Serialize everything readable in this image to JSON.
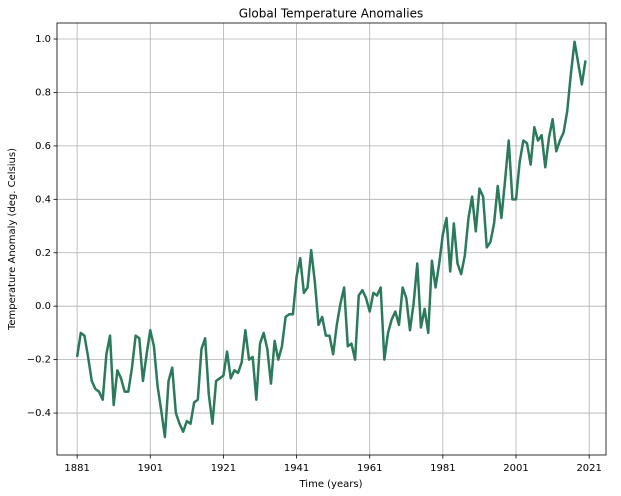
{
  "chart_data": {
    "type": "line",
    "title": "Global Temperature Anomalies",
    "x_label": "Time (years)",
    "y_label": "Temperature Anomaly (deg. Celsius)",
    "x": [
      1881,
      1882,
      1883,
      1884,
      1885,
      1886,
      1887,
      1888,
      1889,
      1890,
      1891,
      1892,
      1893,
      1894,
      1895,
      1896,
      1897,
      1898,
      1899,
      1900,
      1901,
      1902,
      1903,
      1904,
      1905,
      1906,
      1907,
      1908,
      1909,
      1910,
      1911,
      1912,
      1913,
      1914,
      1915,
      1916,
      1917,
      1918,
      1919,
      1920,
      1921,
      1922,
      1923,
      1924,
      1925,
      1926,
      1927,
      1928,
      1929,
      1930,
      1931,
      1932,
      1933,
      1934,
      1935,
      1936,
      1937,
      1938,
      1939,
      1940,
      1941,
      1942,
      1943,
      1944,
      1945,
      1946,
      1947,
      1948,
      1949,
      1950,
      1951,
      1952,
      1953,
      1954,
      1955,
      1956,
      1957,
      1958,
      1959,
      1960,
      1961,
      1962,
      1963,
      1964,
      1965,
      1966,
      1967,
      1968,
      1969,
      1970,
      1971,
      1972,
      1973,
      1974,
      1975,
      1976,
      1977,
      1978,
      1979,
      1980,
      1981,
      1982,
      1983,
      1984,
      1985,
      1986,
      1987,
      1988,
      1989,
      1990,
      1991,
      1992,
      1993,
      1994,
      1995,
      1996,
      1997,
      1998,
      1999,
      2000,
      2001,
      2002,
      2003,
      2004,
      2005,
      2006,
      2007,
      2008,
      2009,
      2010,
      2011,
      2012,
      2013,
      2014,
      2015,
      2016,
      2017,
      2018,
      2019,
      2020
    ],
    "series": [
      {
        "name": "Temperature Anomaly",
        "color": "#2b7a5b",
        "values": [
          -0.19,
          -0.1,
          -0.11,
          -0.19,
          -0.28,
          -0.31,
          -0.32,
          -0.35,
          -0.18,
          -0.11,
          -0.37,
          -0.24,
          -0.27,
          -0.32,
          -0.32,
          -0.23,
          -0.11,
          -0.12,
          -0.28,
          -0.18,
          -0.09,
          -0.15,
          -0.3,
          -0.39,
          -0.49,
          -0.28,
          -0.23,
          -0.4,
          -0.44,
          -0.47,
          -0.43,
          -0.44,
          -0.36,
          -0.35,
          -0.16,
          -0.12,
          -0.33,
          -0.44,
          -0.28,
          -0.27,
          -0.26,
          -0.17,
          -0.27,
          -0.24,
          -0.25,
          -0.21,
          -0.09,
          -0.2,
          -0.19,
          -0.35,
          -0.14,
          -0.1,
          -0.16,
          -0.29,
          -0.13,
          -0.2,
          -0.15,
          -0.04,
          -0.03,
          -0.03,
          0.11,
          0.18,
          0.05,
          0.07,
          0.21,
          0.09,
          -0.07,
          -0.04,
          -0.11,
          -0.11,
          -0.18,
          -0.07,
          0.01,
          0.07,
          -0.15,
          -0.14,
          -0.2,
          0.04,
          0.06,
          0.03,
          -0.02,
          0.05,
          0.04,
          0.07,
          -0.2,
          -0.1,
          -0.05,
          -0.02,
          -0.07,
          0.07,
          0.03,
          -0.09,
          0.01,
          0.16,
          -0.08,
          -0.01,
          -0.1,
          0.17,
          0.07,
          0.16,
          0.27,
          0.33,
          0.13,
          0.31,
          0.16,
          0.12,
          0.19,
          0.33,
          0.41,
          0.28,
          0.44,
          0.41,
          0.22,
          0.24,
          0.31,
          0.45,
          0.33,
          0.47,
          0.62,
          0.4,
          0.4,
          0.54,
          0.62,
          0.61,
          0.53,
          0.67,
          0.62,
          0.64,
          0.52,
          0.63,
          0.7,
          0.58,
          0.62,
          0.65,
          0.73,
          0.87,
          0.99,
          0.91,
          0.83,
          0.92
        ]
      }
    ],
    "xlim": [
      1875.5,
      2025.6
    ],
    "xticks": [
      1881,
      1901,
      1921,
      1941,
      1961,
      1981,
      2001,
      2021
    ],
    "ylim": [
      -0.557,
      1.06
    ],
    "yticks": [
      {
        "value": -0.4,
        "label": "−0.4"
      },
      {
        "value": -0.2,
        "label": "−0.2"
      },
      {
        "value": 0,
        "label": "0.0"
      },
      0.2,
      0.4,
      0.6,
      0.8,
      {
        "value": 1,
        "label": "1.0"
      }
    ],
    "grid": true
  }
}
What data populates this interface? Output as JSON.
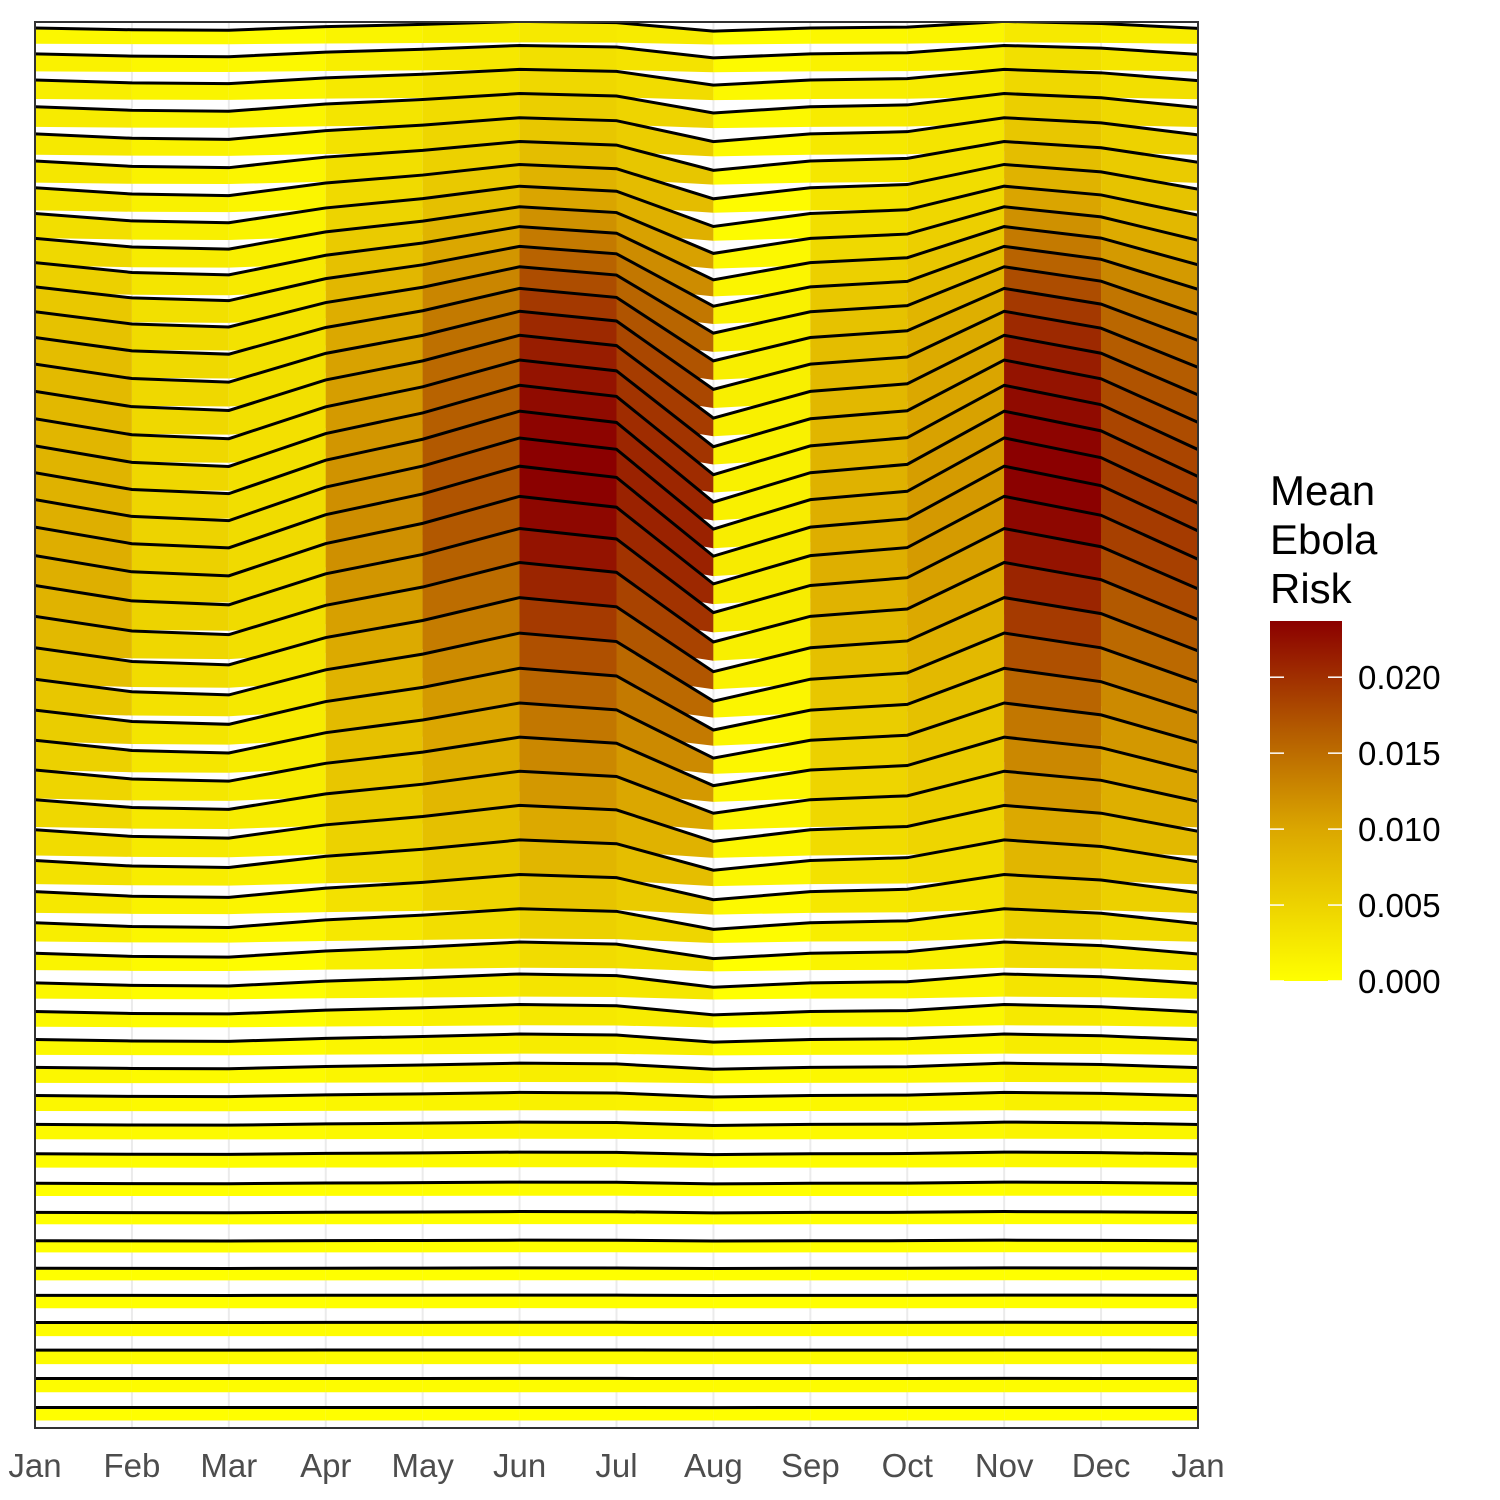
{
  "chart_data": {
    "type": "ridgeline",
    "x_tick_labels": [
      "Jan",
      "Feb",
      "Mar",
      "Apr",
      "May",
      "Jun",
      "Jul",
      "Aug",
      "Sep",
      "Oct",
      "Nov",
      "Dec",
      "Jan"
    ],
    "title": "",
    "xlabel": "",
    "ylabel": "",
    "legend": {
      "title_lines": [
        "Mean",
        "Ebola",
        "Risk"
      ],
      "ticks": [
        0.0,
        0.005,
        0.01,
        0.015,
        0.02
      ],
      "tick_labels": [
        "0.000",
        "0.005",
        "0.010",
        "0.015",
        "0.020"
      ],
      "range": [
        0.0,
        0.0237
      ],
      "colors": [
        "#ffff00",
        "#dba700",
        "#8b0000"
      ],
      "position": "right"
    },
    "series_count": 50,
    "monthly_mean_risk": {
      "months": [
        "Jan",
        "Feb",
        "Mar",
        "Apr",
        "May",
        "Jun",
        "Jul",
        "Aug",
        "Sep",
        "Oct",
        "Nov",
        "Dec"
      ],
      "peak_value": [
        0.009,
        0.005,
        0.004,
        0.012,
        0.017,
        0.0237,
        0.021,
        0.002,
        0.009,
        0.011,
        0.0237,
        0.019
      ]
    },
    "grid": true
  }
}
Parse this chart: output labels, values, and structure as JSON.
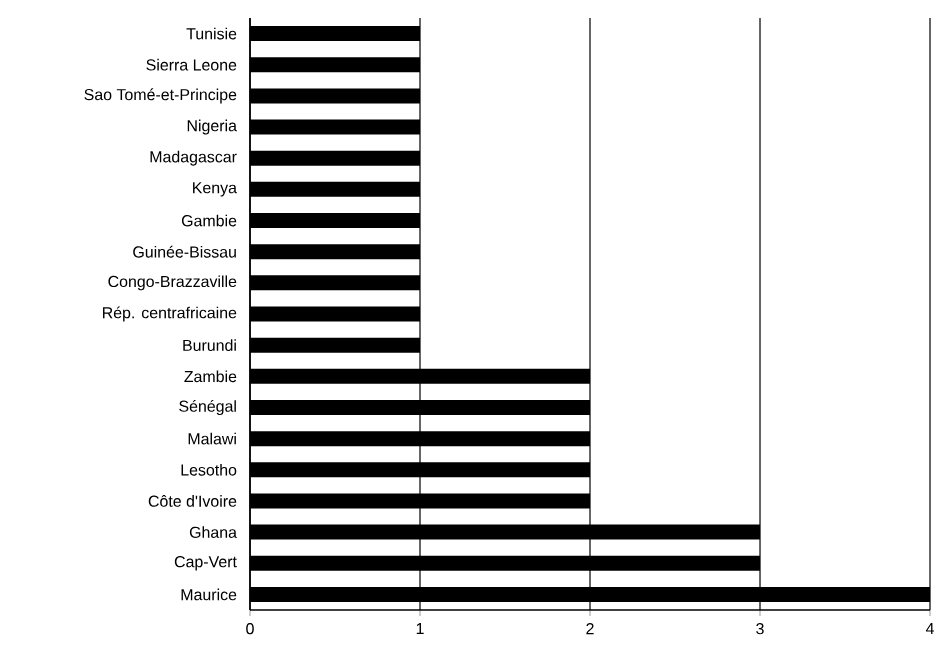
{
  "chart_data": {
    "type": "bar",
    "orientation": "horizontal",
    "categories": [
      "Tunisie",
      "Sierra Leone",
      "Sao Tomé-et-Principe",
      "Nigeria",
      "Madagascar",
      "Kenya",
      "Gambie",
      "Guinée-Bissau",
      "Congo-Brazzaville",
      "Rép. centrafricaine",
      "Burundi",
      "Zambie",
      "Sénégal",
      "Malawi",
      "Lesotho",
      "Côte d'Ivoire",
      "Ghana",
      "Cap-Vert",
      "Maurice"
    ],
    "values": [
      1,
      1,
      1,
      1,
      1,
      1,
      1,
      1,
      1,
      1,
      1,
      2,
      2,
      2,
      2,
      2,
      3,
      3,
      4
    ],
    "color": "#000000",
    "xlim": [
      0,
      4
    ],
    "xticks": [
      0,
      1,
      2,
      3,
      4
    ],
    "grid": "x"
  }
}
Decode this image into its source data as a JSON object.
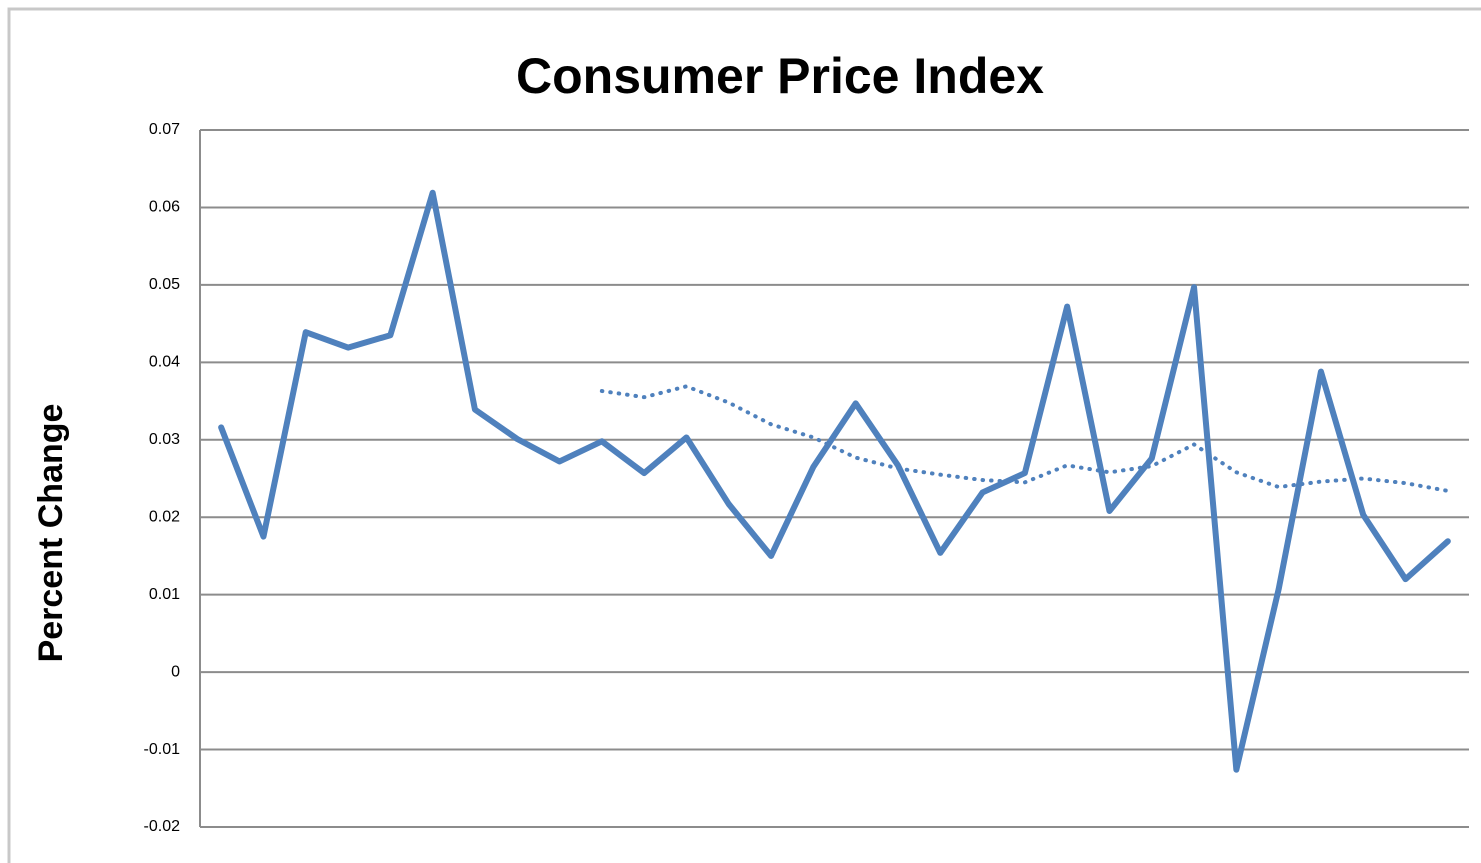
{
  "chart_data": {
    "type": "line",
    "title": "Consumer Price Index",
    "y_label": "Percent Change",
    "categories": [
      null,
      null,
      null,
      null,
      null,
      null,
      null,
      null,
      null,
      null,
      null,
      null,
      null,
      null,
      null,
      null,
      null,
      null,
      null,
      null,
      null,
      null,
      null,
      null,
      null,
      null,
      null,
      null,
      null,
      null
    ],
    "series": [
      {
        "color": "#4f81bd",
        "style": "solid",
        "values": [
          0.0316,
          0.0175,
          0.0439,
          0.0419,
          0.0435,
          0.0619,
          0.0339,
          0.0301,
          0.0272,
          0.0298,
          0.0257,
          0.0303,
          0.0217,
          0.015,
          0.0265,
          0.0347,
          0.0267,
          0.0154,
          0.0232,
          0.0257,
          0.0472,
          0.0208,
          0.0276,
          0.0497,
          -0.0126,
          0.0107,
          0.0388,
          0.0203,
          0.012,
          0.0169
        ]
      },
      {
        "color": "#4f81bd",
        "style": "dotted",
        "values": [
          null,
          null,
          null,
          null,
          null,
          null,
          null,
          null,
          null,
          0.0363,
          0.0355,
          0.0369,
          0.0348,
          0.032,
          0.0303,
          0.0277,
          0.0263,
          0.0255,
          0.0248,
          0.0245,
          0.0267,
          0.0258,
          0.0266,
          0.0294,
          0.0258,
          0.0239,
          0.0246,
          0.025,
          0.0244,
          0.0234
        ]
      }
    ],
    "ylim": [
      -0.02,
      0.07
    ],
    "yticks": [
      -0.02,
      -0.01,
      0,
      0.01,
      0.02,
      0.03,
      0.04,
      0.05,
      0.06,
      0.07
    ],
    "grid": true
  }
}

■ ■ ■ ■

_Task instructions_
Without any pictures, reproduce exactly the lines from the line that contains "Decode this image" to the end of the entries above, both ends included.

_Solution for this exercise_
Decode this image into its source data as a JSON object.
{
  "chart_data": {
    "type": "line",
    "title": "Consumer Price Index",
    "y_label": "Percent Change",
    "categories": [
      null,
      null,
      null,
      null,
      null,
      null,
      null,
      null,
      null,
      null,
      null,
      null,
      null,
      null,
      null,
      null,
      null,
      null,
      null,
      null,
      null,
      null,
      null,
      null,
      null,
      null,
      null,
      null,
      null,
      null
    ],
    "series": [
      {
        "color": "#4f81bd",
        "style": "solid",
        "values": [
          0.0316,
          0.0175,
          0.0439,
          0.0419,
          0.0435,
          0.0619,
          0.0339,
          0.0301,
          0.0272,
          0.0298,
          0.0257,
          0.0303,
          0.0217,
          0.015,
          0.0265,
          0.0347,
          0.0267,
          0.0154,
          0.0232,
          0.0257,
          0.0472,
          0.0208,
          0.0276,
          0.0497,
          -0.0126,
          0.0107,
          0.0388,
          0.0203,
          0.012,
          0.0169
        ]
      },
      {
        "color": "#4f81bd",
        "style": "dotted",
        "values": [
          null,
          null,
          null,
          null,
          null,
          null,
          null,
          null,
          null,
          0.0363,
          0.0355,
          0.0369,
          0.0348,
          0.032,
          0.0303,
          0.0277,
          0.0263,
          0.0255,
          0.0248,
          0.0245,
          0.0267,
          0.0258,
          0.0266,
          0.0294,
          0.0258,
          0.0239,
          0.0246,
          0.025,
          0.0244,
          0.0234
        ]
      }
    ],
    "ylim": [
      -0.02,
      0.07
    ],
    "yticks": [
      -0.02,
      -0.01,
      0,
      0.01,
      0.02,
      0.03,
      0.04,
      0.05,
      0.06,
      0.07
    ],
    "grid": true
  }
}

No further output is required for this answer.